▸ **The problem**
Repeat the lines below exactly as they appear, but leave out the images.

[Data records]
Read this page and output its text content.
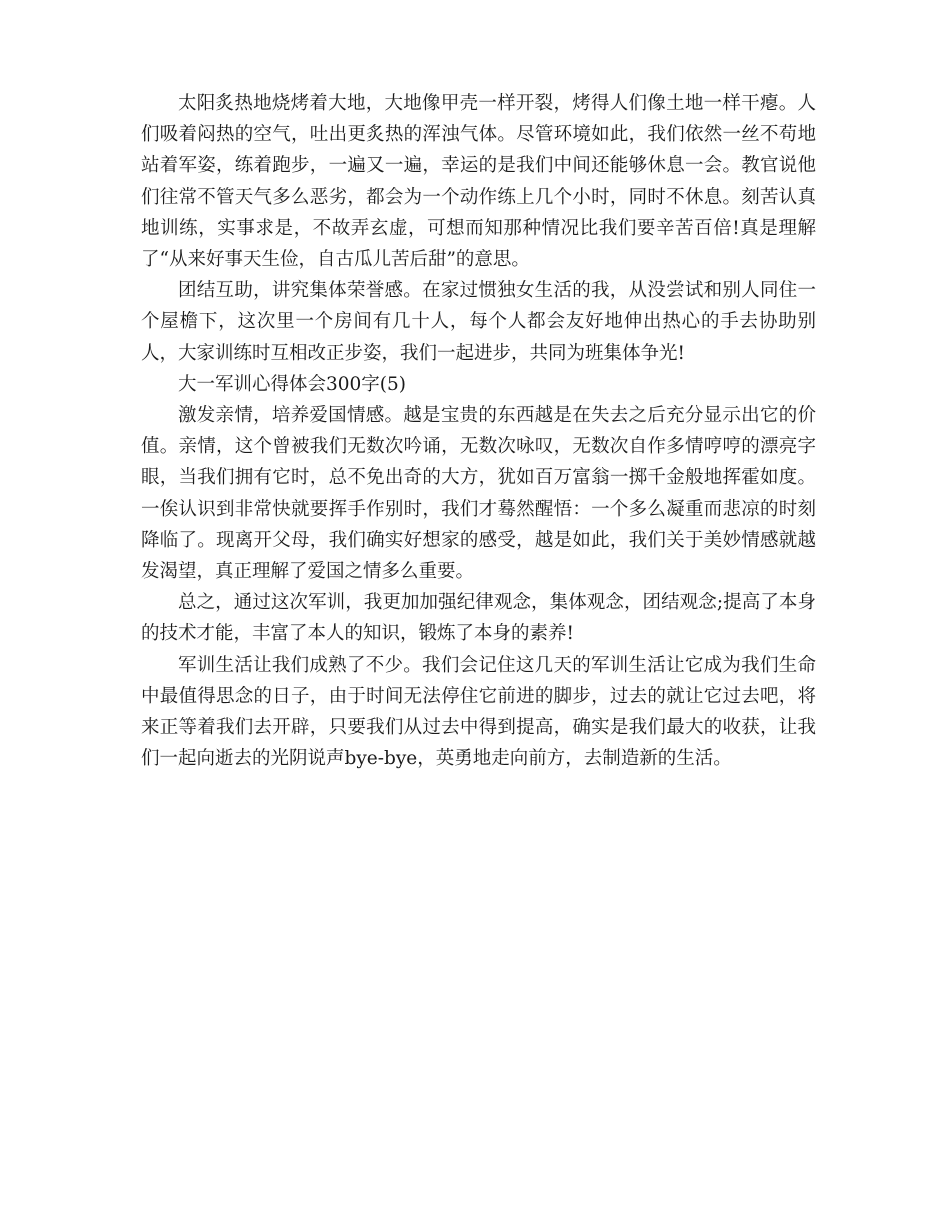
太阳炙热地烧烤着大地，大地像甲壳一样开裂，烤得人们像土地一样干瘪。人们吸着闷热的空气，吐出更炙热的浑浊气体。尽管环境如此，我们依然一丝不苟地站着军姿，练着跑步，一遍又一遍，幸运的是我们中间还能够休息一会。教官说他们往常不管天气多么恶劣，都会为一个动作练上几个小时，同时不休息。刻苦认真地训练，实事求是，不故弄玄虚，可想而知那种情况比我们要辛苦百倍!真是理解了“从来好事天生俭，自古瓜儿苦后甜”的意思。

团结互助，讲究集体荣誉感。在家过惯独女生活的我，从没尝试和别人同住一个屋檐下，这次里一个房间有几十人，每个人都会友好地伸出热心的手去协助别人，大家训练时互相改正步姿，我们一起进步，共同为班集体争光!

大一军训心得体会300字(5)

激发亲情，培养爱国情感。越是宝贵的东西越是在失去之后充分显示出它的价值。亲情，这个曾被我们无数次吟诵，无数次咏叹，无数次自作多情哼哼的漂亮字眼，当我们拥有它时，总不免出奇的大方，犹如百万富翁一掷千金般地挥霍如度。一俟认识到非常快就要挥手作别时，我们才蓦然醒悟：一个多么凝重而悲凉的时刻降临了。现离开父母，我们确实好想家的感受，越是如此，我们关于美妙情感就越发渴望，真正理解了爱国之情多么重要。

总之，通过这次军训，我更加加强纪律观念，集体观念，团结观念;提高了本身的技术才能，丰富了本人的知识，锻炼了本身的素养!

军训生活让我们成熟了不少。我们会记住这几天的军训生活让它成为我们生命中最值得思念的日子，由于时间无法停住它前进的脚步，过去的就让它过去吧，将来正等着我们去开辟，只要我们从过去中得到提高，确实是我们最大的收获，让我们一起向逝去的光阴说声bye-bye，英勇地走向前方，去制造新的生活。
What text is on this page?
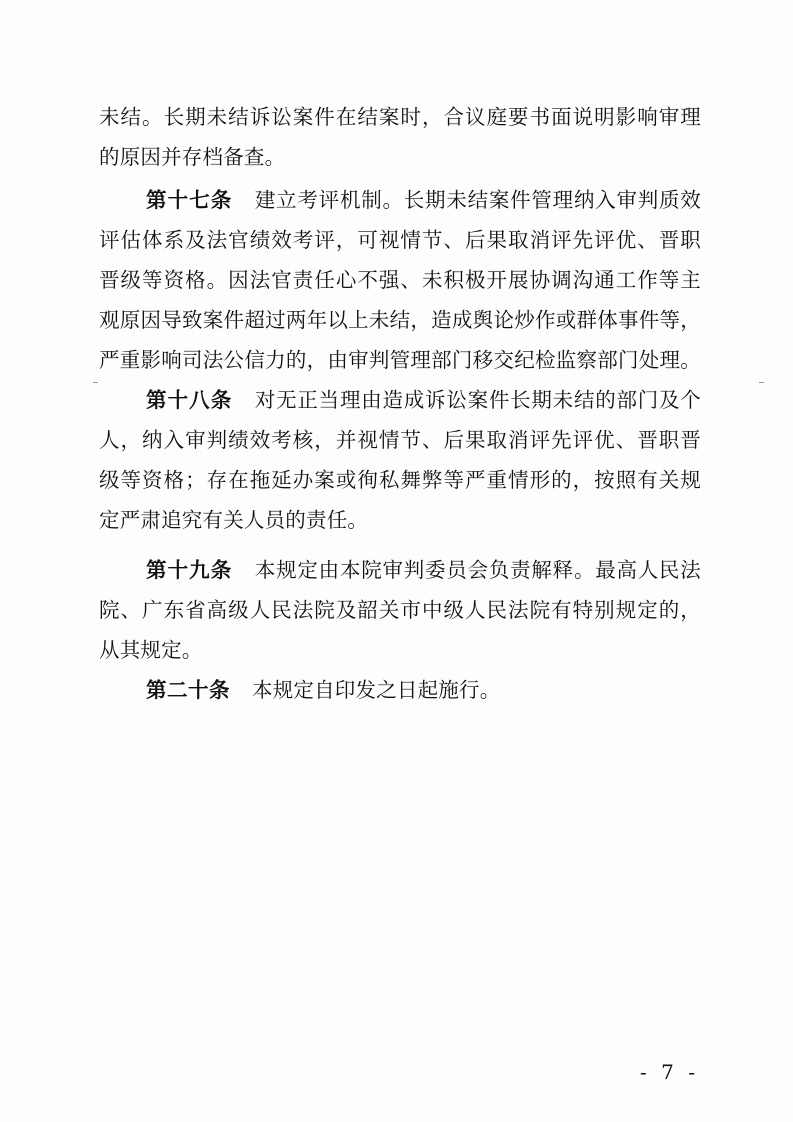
未结。长期未结诉讼案件在结案时，合议庭要书面说明影响审理
的原因并存档备查。
第十七条 建立考评机制。长期未结案件管理纳入审判质效
评估体系及法官绩效考评，可视情节、后果取消评先评优、晋职
晋级等资格。因法官责任心不强、未积极开展协调沟通工作等主
观原因导致案件超过两年以上未结，造成舆论炒作或群体事件等，
严重影响司法公信力的，由审判管理部门移交纪检监察部门处理。
第十八条 对无正当理由造成诉讼案件长期未结的部门及个
人，纳入审判绩效考核，并视情节、后果取消评先评优、晋职晋
级等资格；存在拖延办案或徇私舞弊等严重情形的，按照有关规
定严肃追究有关人员的责任。
第十九条 本规定由本院审判委员会负责解释。最高人民法
院、广东省高级人民法院及韶关市中级人民法院有特别规定的，
从其规定。
第二十条 本规定自印发之日起施行。
- 7 -
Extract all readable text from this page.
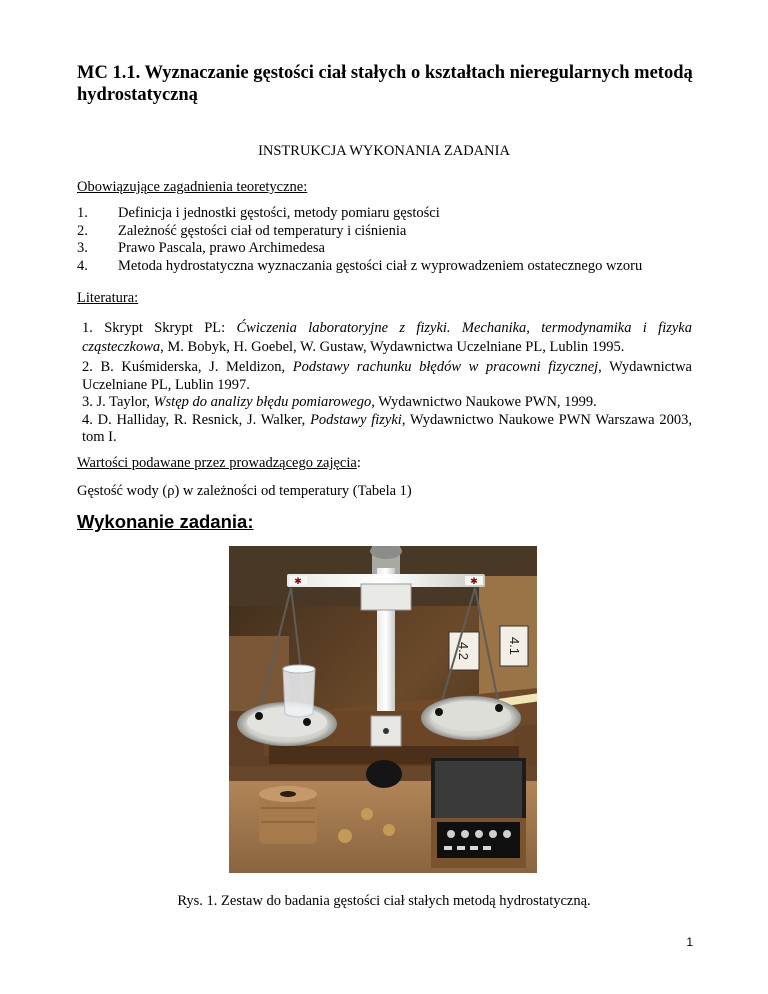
MC 1.1. Wyznaczanie gęstości ciał stałych o kształtach nieregularnych metodą hydrostatyczną

INSTRUKCJA WYKONANIA ZADANIA

Obowiązujące zagadnienia teoretyczne:

1. Definicja i jednostki gęstości, metody pomiaru gęstości
2. Zależność gęstości ciał od temperatury i ciśnienia
3. Prawo Pascala, prawo Archimedesa
4. Metoda hydrostatyczna wyznaczania gęstości ciał z wyprowadzeniem ostatecznego wzoru

Literatura:

1. Skrypt Skrypt PL: Ćwiczenia laboratoryjne z fizyki. Mechanika, termodynamika i fizyka cząsteczkowa, M. Bobyk, H. Goebel, W. Gustaw, Wydawnictwa Uczelniane PL, Lublin 1995.

2. B. Kuśmiderska, J. Meldizon, Podstawy rachunku błędów w pracowni fizycznej, Wydawnictwa Uczelniane PL, Lublin 1997.

3. J. Taylor, Wstęp do analizy błędu pomiarowego, Wydawnictwo Naukowe PWN, 1999.

4. D. Halliday, R. Resnick, J. Walker, Podstawy fizyki, Wydawnictwo Naukowe PWN Warszawa 2003, tom I.

Wartości podawane przez prowadzącego zajęcia:

Gęstość wody (ρ) w zależności od temperatury (Tabela 1)

Wykonanie zadania:
4.2	4.1
✱	✱

Rys. 1. Zestaw do badania gęstości ciał stałych metodą hydrostatyczną.

1
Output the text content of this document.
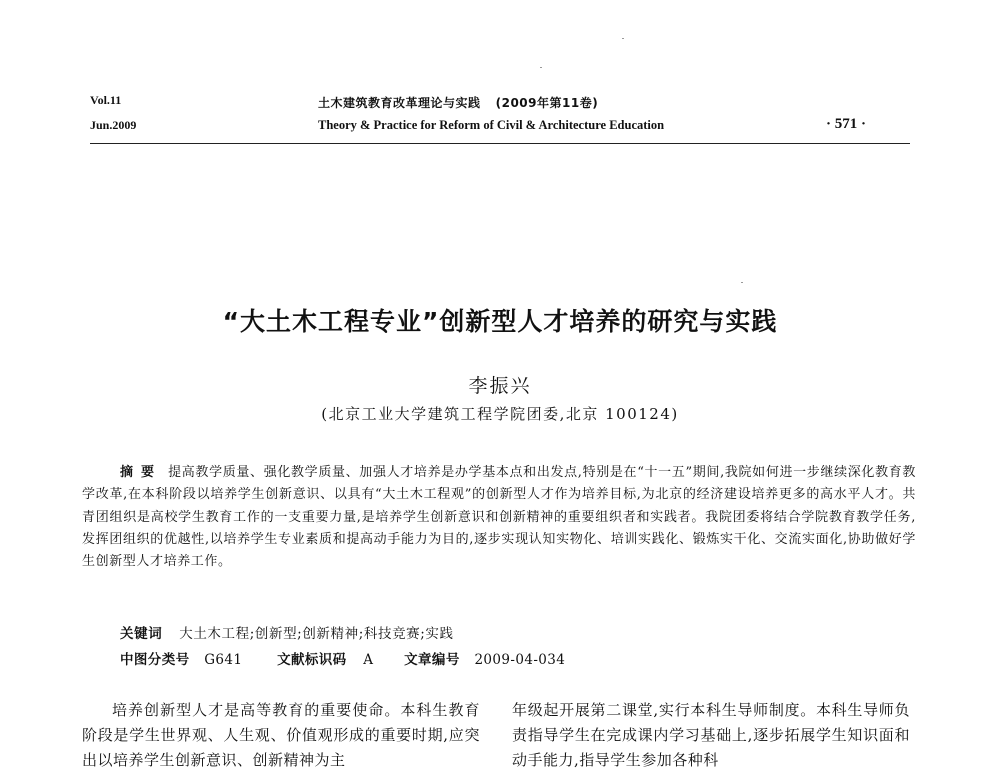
Vol.11
Jun.2009
土木建筑教育改革理论与实践 (2009年第11卷)
Theory & Practice for Reform of Civil & Architecture Education	· 571 ·
“大土木工程专业”创新型人才培养的研究与实践
李振兴
(北京工业大学建筑工程学院团委,北京 100124)
摘要 提高教学质量、强化教学质量、加强人才培养是办学基本点和出发点,特别是在“十一五”期间,我院如何进一步继续深化教育教学改革,在本科阶段以培养学生创新意识、以具有“大土木工程观”的创新型人才作为培养目标,为北京的经济建设培养更多的高水平人才。共青团组织是高校学生教育工作的一支重要力量,是培养学生创新意识和创新精神的重要组织者和实践者。我院团委将结合学院教育教学任务,发挥团组织的优越性,以培养学生专业素质和提高动手能力为目的,逐步实现认知实物化、培训实践化、锻炼实干化、交流实面化,协助做好学生创新型人才培养工作。
关键词 大土木工程;创新型;创新精神;科技竞赛;实践
中图分类号 G641	文献标识码 A 文章编号 2009-04-034
培养创新型人才是高等教育的重要使命。本科生教育阶段是学生世界观、人生观、价值观形成的重要时期,应突出以培养学生创新意识、创新精神为主
年级起开展第二课堂,实行本科生导师制度。本科生导师负责指导学生在完成课内学习基础上,逐步拓展学生知识面和动手能力,指导学生参加各种科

▸ **Solution to this exercise**
Read this page and output its text content.
太阳炙热地烧烤着大地，大地像甲壳一样开裂，烤得人们像土地一样干瘪。人们吸着闷热的空气，吐出更炙热的浑浊气体。尽管环境如此，我们依然一丝不苟地站着军姿，练着跑步，一遍又一遍，幸运的是我们中间还能够休息一会。教官说他们往常不管天气多么恶劣，都会为一个动作练上几个小时，同时不休息。刻苦认真地训练，实事求是，不故弄玄虚，可想而知那种情况比我们要辛苦百倍!真是理解了“从来好事天生俭，自古瓜儿苦后甜”的意思。

团结互助，讲究集体荣誉感。在家过惯独女生活的我，从没尝试和别人同住一个屋檐下，这次里一个房间有几十人，每个人都会友好地伸出热心的手去协助别人，大家训练时互相改正步姿，我们一起进步，共同为班集体争光!

大一军训心得体会300字(5)

激发亲情，培养爱国情感。越是宝贵的东西越是在失去之后充分显示出它的价值。亲情，这个曾被我们无数次吟诵，无数次咏叹，无数次自作多情哼哼的漂亮字眼，当我们拥有它时，总不免出奇的大方，犹如百万富翁一掷千金般地挥霍如度。一俟认识到非常快就要挥手作别时，我们才蓦然醒悟：一个多么凝重而悲凉的时刻降临了。现离开父母，我们确实好想家的感受，越是如此，我们关于美妙情感就越发渴望，真正理解了爱国之情多么重要。

总之，通过这次军训，我更加加强纪律观念，集体观念，团结观念;提高了本身的技术才能，丰富了本人的知识，锻炼了本身的素养!

军训生活让我们成熟了不少。我们会记住这几天的军训生活让它成为我们生命中最值得思念的日子，由于时间无法停住它前进的脚步，过去的就让它过去吧，将来正等着我们去开辟，只要我们从过去中得到提高，确实是我们最大的收获，让我们一起向逝去的光阴说声bye-bye，英勇地走向前方，去制造新的生活。
What text is on this page?
未结。长期未结诉讼案件在结案时，合议庭要书面说明影响审理
的原因并存档备查。
第十七条 建立考评机制。长期未结案件管理纳入审判质效
评估体系及法官绩效考评，可视情节、后果取消评先评优、晋职
晋级等资格。因法官责任心不强、未积极开展协调沟通工作等主
观原因导致案件超过两年以上未结，造成舆论炒作或群体事件等，
严重影响司法公信力的，由审判管理部门移交纪检监察部门处理。
第十八条 对无正当理由造成诉讼案件长期未结的部门及个
人，纳入审判绩效考核，并视情节、后果取消评先评优、晋职晋
级等资格；存在拖延办案或徇私舞弊等严重情形的，按照有关规
定严肃追究有关人员的责任。
第十九条 本规定由本院审判委员会负责解释。最高人民法
院、广东省高级人民法院及韶关市中级人民法院有特别规定的，
从其规定。
第二十条 本规定自印发之日起施行。
- 7 -
Extract all readable text from this page.
MC 1.1. Wyznaczanie gęstości ciał stałych o kształtach nieregularnych metodą hydrostatyczną

INSTRUKCJA WYKONANIA ZADANIA

Obowiązujące zagadnienia teoretyczne:

1. Definicja i jednostki gęstości, metody pomiaru gęstości
2. Zależność gęstości ciał od temperatury i ciśnienia
3. Prawo Pascala, prawo Archimedesa
4. Metoda hydrostatyczna wyznaczania gęstości ciał z wyprowadzeniem ostatecznego wzoru

Literatura:

1. Skrypt Skrypt PL: Ćwiczenia laboratoryjne z fizyki. Mechanika, termodynamika i fizyka cząsteczkowa, M. Bobyk, H. Goebel, W. Gustaw, Wydawnictwa Uczelniane PL, Lublin 1995.

2. B. Kuśmiderska, J. Meldizon, Podstawy rachunku błędów w pracowni fizycznej, Wydawnictwa Uczelniane PL, Lublin 1997.

3. J. Taylor, Wstęp do analizy błędu pomiarowego, Wydawnictwo Naukowe PWN, 1999.

4. D. Halliday, R. Resnick, J. Walker, Podstawy fizyki, Wydawnictwo Naukowe PWN Warszawa 2003, tom I.

Wartości podawane przez prowadzącego zajęcia:

Gęstość wody (ρ) w zależności od temperatury (Tabela 1)

Wykonanie zadania:
4.2	4.1
✱	✱

Rys. 1. Zestaw do badania gęstości ciał stałych metodą hydrostatyczną.

1
Output the text content of this document.
Vol.11
Jun.2009
土木建筑教育改革理论与实践 (2009年第11卷)
Theory & Practice for Reform of Civil & Architecture Education	· 571 ·
“大土木工程专业”创新型人才培养的研究与实践
李振兴
(北京工业大学建筑工程学院团委,北京 100124)
摘要 提高教学质量、强化教学质量、加强人才培养是办学基本点和出发点,特别是在“十一五”期间,我院如何进一步继续深化教育教学改革,在本科阶段以培养学生创新意识、以具有“大土木工程观”的创新型人才作为培养目标,为北京的经济建设培养更多的高水平人才。共青团组织是高校学生教育工作的一支重要力量,是培养学生创新意识和创新精神的重要组织者和实践者。我院团委将结合学院教育教学任务,发挥团组织的优越性,以培养学生专业素质和提高动手能力为目的,逐步实现认知实物化、培训实践化、锻炼实干化、交流实面化,协助做好学生创新型人才培养工作。
关键词 大土木工程;创新型;创新精神;科技竞赛;实践
中图分类号 G641	文献标识码 A 文章编号 2009-04-034
培养创新型人才是高等教育的重要使命。本科生教育阶段是学生世界观、人生观、价值观形成的重要时期,应突出以培养学生创新意识、创新精神为主
年级起开展第二课堂,实行本科生导师制度。本科生导师负责指导学生在完成课内学习基础上,逐步拓展学生知识面和动手能力,指导学生参加各种科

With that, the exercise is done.